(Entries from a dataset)

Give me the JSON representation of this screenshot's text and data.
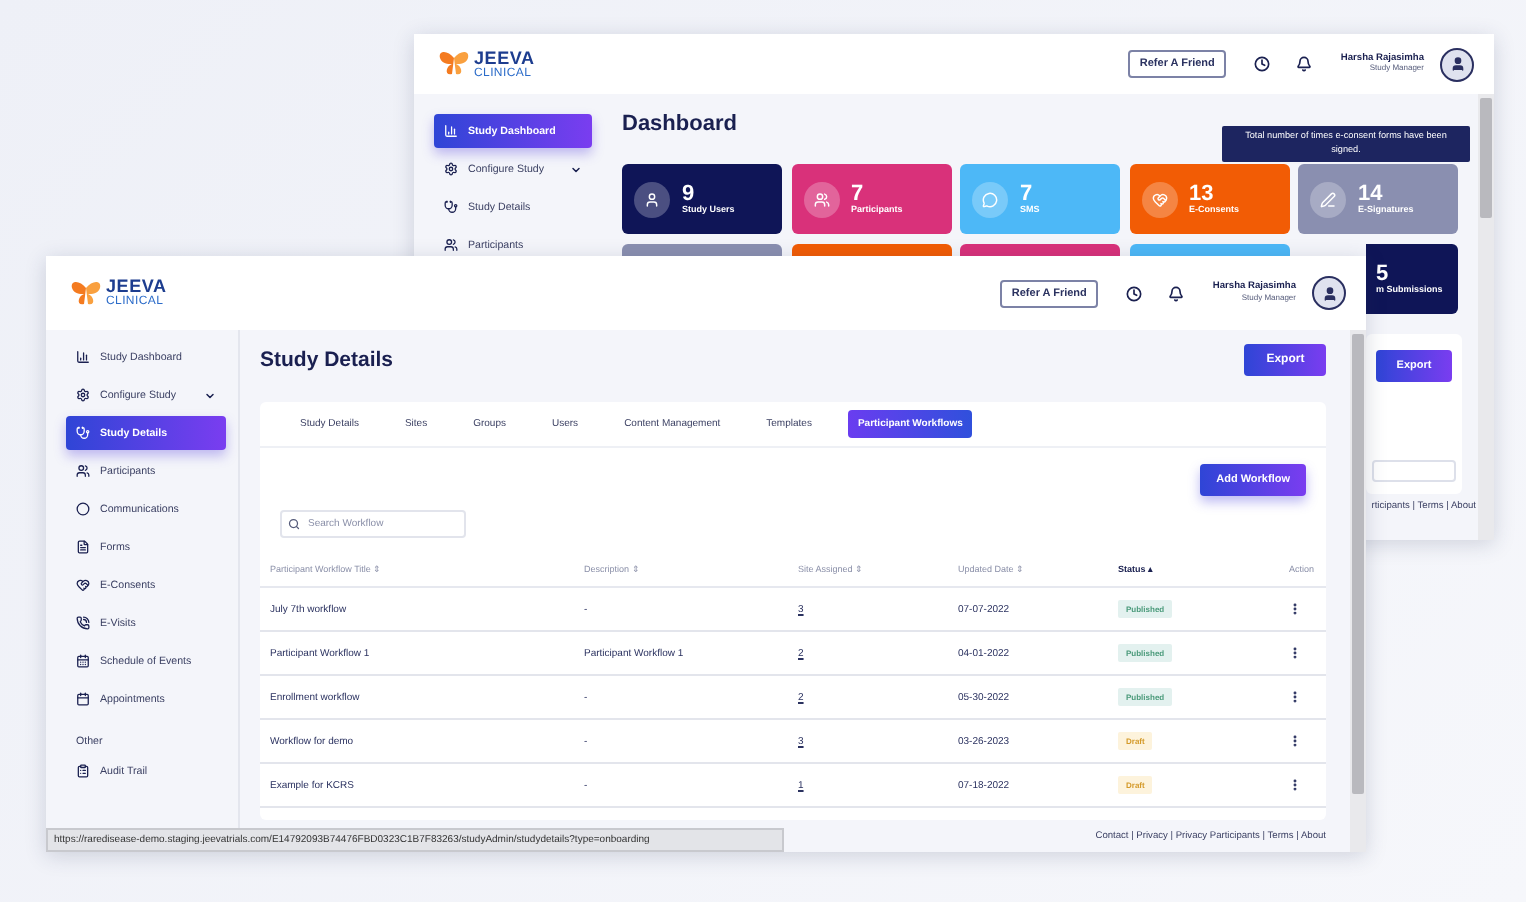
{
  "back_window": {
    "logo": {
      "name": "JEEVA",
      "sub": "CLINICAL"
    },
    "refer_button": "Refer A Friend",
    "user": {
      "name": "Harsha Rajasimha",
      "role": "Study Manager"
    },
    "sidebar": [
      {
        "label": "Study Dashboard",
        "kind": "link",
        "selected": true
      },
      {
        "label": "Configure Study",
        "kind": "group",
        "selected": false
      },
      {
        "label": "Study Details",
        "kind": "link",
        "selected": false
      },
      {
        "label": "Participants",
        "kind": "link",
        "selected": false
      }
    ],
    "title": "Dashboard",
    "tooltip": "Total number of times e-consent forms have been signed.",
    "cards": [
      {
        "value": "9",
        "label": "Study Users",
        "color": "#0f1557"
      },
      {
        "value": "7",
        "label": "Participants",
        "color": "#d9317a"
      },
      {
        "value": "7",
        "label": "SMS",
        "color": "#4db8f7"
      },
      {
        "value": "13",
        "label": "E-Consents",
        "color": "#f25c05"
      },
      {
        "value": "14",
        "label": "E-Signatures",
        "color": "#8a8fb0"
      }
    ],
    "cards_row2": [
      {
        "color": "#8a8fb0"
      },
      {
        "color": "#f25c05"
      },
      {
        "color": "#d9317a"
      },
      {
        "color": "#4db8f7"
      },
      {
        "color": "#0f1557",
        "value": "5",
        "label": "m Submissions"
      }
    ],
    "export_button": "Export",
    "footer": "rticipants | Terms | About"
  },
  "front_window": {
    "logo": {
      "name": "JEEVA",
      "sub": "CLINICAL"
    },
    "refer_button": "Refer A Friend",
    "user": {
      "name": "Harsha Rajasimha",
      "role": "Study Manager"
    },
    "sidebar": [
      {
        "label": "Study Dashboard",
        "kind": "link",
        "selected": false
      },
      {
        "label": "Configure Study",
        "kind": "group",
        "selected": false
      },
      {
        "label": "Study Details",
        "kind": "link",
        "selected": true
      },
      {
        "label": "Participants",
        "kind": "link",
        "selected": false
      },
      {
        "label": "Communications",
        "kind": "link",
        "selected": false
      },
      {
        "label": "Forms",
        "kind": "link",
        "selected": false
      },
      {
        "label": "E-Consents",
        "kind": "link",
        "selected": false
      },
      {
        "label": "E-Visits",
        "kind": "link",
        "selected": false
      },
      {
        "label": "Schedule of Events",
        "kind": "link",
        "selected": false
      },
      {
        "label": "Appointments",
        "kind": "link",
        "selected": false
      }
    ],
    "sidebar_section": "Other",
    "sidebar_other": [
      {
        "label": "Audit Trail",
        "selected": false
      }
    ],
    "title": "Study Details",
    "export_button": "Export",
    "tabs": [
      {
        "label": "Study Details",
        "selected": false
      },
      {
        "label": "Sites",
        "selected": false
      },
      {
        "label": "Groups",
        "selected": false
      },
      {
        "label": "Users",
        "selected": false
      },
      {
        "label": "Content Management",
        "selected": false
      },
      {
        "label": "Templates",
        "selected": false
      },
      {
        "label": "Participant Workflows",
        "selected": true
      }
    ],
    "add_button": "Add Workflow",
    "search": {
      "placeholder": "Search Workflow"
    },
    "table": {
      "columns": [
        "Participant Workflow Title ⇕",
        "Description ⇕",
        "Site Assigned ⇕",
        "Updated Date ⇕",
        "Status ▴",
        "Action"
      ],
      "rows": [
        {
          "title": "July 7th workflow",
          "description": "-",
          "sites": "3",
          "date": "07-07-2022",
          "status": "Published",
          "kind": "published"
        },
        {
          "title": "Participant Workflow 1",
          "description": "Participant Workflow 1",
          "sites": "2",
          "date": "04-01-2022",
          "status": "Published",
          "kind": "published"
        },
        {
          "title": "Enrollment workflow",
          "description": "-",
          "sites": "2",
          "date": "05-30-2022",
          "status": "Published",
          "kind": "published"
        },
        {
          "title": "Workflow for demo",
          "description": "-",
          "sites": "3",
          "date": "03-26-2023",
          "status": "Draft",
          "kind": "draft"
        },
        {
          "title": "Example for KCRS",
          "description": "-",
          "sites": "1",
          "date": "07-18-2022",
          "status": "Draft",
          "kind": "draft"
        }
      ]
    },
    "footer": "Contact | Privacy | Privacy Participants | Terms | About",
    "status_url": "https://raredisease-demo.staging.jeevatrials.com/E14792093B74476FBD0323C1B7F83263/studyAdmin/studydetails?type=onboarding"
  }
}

__PROBLEM STATEMENT__
Report the number of lines above containing the word "footer", with no other text.

__ANSWER TO THIS TASK__
2